**EXERCISE BRIEF**.
Find every line in the records below that holds the word "increased", and copy each one.

**DATA SHOWN**.
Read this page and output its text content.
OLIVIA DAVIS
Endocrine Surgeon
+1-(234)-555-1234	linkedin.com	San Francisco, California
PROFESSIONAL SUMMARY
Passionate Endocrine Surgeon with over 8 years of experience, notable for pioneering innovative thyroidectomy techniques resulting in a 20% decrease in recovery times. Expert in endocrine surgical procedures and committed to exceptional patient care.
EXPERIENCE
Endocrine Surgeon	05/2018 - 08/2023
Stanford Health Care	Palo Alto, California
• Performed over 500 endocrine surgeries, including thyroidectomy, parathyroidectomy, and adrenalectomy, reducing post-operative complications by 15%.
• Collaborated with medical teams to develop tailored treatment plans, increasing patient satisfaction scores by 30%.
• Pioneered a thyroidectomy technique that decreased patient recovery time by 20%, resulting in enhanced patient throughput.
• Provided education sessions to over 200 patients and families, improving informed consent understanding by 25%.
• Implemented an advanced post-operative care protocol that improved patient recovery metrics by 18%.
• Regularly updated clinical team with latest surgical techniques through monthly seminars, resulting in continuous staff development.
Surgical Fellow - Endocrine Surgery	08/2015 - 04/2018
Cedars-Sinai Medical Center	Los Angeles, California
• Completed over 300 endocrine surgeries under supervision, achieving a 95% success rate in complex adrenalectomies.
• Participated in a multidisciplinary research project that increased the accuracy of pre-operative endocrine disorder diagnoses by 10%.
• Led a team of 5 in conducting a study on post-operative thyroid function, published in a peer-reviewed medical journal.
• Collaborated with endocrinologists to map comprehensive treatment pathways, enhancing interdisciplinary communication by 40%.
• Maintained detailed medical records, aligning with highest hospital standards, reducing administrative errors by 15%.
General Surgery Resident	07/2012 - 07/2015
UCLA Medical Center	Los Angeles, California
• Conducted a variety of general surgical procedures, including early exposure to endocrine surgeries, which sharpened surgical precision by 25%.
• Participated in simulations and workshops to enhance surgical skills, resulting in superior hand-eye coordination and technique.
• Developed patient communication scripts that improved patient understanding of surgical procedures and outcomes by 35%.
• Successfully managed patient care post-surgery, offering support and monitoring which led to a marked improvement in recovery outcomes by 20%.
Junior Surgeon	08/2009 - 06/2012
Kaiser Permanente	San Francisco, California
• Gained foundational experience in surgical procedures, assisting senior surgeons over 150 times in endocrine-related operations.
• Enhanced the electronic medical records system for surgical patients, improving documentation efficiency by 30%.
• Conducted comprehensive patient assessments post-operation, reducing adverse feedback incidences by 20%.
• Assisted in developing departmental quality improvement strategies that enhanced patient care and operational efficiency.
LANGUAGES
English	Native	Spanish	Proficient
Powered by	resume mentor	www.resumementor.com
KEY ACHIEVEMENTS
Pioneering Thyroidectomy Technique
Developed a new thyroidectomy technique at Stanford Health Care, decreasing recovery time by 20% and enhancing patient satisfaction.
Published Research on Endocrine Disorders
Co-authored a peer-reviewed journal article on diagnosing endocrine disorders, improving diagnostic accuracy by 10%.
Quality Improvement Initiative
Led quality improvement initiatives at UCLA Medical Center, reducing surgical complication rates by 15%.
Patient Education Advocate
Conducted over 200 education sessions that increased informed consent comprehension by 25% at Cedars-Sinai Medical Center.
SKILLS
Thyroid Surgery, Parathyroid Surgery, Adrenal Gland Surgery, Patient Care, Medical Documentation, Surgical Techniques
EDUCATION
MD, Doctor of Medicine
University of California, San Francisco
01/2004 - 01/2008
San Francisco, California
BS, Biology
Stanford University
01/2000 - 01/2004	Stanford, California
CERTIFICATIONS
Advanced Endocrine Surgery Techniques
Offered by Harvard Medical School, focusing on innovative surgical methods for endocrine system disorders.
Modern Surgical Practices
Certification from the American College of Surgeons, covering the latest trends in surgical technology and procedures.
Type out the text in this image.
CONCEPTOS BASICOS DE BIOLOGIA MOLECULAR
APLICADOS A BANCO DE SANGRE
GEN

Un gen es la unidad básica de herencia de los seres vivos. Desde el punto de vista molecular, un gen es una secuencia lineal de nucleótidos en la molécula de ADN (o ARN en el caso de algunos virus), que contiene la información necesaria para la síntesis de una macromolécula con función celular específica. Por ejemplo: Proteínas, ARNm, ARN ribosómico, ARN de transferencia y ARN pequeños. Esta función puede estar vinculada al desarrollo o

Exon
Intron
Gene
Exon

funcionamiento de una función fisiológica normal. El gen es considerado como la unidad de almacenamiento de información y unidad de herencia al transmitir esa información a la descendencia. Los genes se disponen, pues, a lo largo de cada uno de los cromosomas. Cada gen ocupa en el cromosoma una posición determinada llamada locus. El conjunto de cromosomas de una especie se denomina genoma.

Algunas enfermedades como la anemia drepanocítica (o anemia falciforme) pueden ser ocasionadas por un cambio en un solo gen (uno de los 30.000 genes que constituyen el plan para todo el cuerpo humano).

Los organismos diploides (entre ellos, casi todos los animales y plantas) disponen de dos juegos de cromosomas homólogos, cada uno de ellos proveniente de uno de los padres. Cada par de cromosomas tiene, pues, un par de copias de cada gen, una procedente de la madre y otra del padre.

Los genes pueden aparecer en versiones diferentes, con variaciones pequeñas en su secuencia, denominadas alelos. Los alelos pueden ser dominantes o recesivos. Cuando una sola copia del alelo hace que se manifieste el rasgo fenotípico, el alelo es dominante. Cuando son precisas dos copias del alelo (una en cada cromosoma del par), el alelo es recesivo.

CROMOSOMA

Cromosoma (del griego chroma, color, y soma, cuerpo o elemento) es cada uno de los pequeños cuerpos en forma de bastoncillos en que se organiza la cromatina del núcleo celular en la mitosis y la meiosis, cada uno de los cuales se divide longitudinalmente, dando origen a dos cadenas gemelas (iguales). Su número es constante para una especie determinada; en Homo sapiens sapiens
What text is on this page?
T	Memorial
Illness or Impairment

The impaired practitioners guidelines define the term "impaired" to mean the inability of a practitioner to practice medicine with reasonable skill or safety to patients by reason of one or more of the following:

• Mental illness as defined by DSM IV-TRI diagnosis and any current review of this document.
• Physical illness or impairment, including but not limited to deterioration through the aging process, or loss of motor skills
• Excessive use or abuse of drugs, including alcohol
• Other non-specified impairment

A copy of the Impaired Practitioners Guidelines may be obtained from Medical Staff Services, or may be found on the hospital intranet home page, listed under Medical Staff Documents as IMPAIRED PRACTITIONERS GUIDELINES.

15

**EXERCISE SOLUTION**.
• Participated in a multidisciplinary research project that increased the accuracy of pre-operative endocrine disorder diagnoses by 10%.
Conducted over 200 education sessions that increased informed consent comprehension by 25% at Cedars-Sinai Medical Center.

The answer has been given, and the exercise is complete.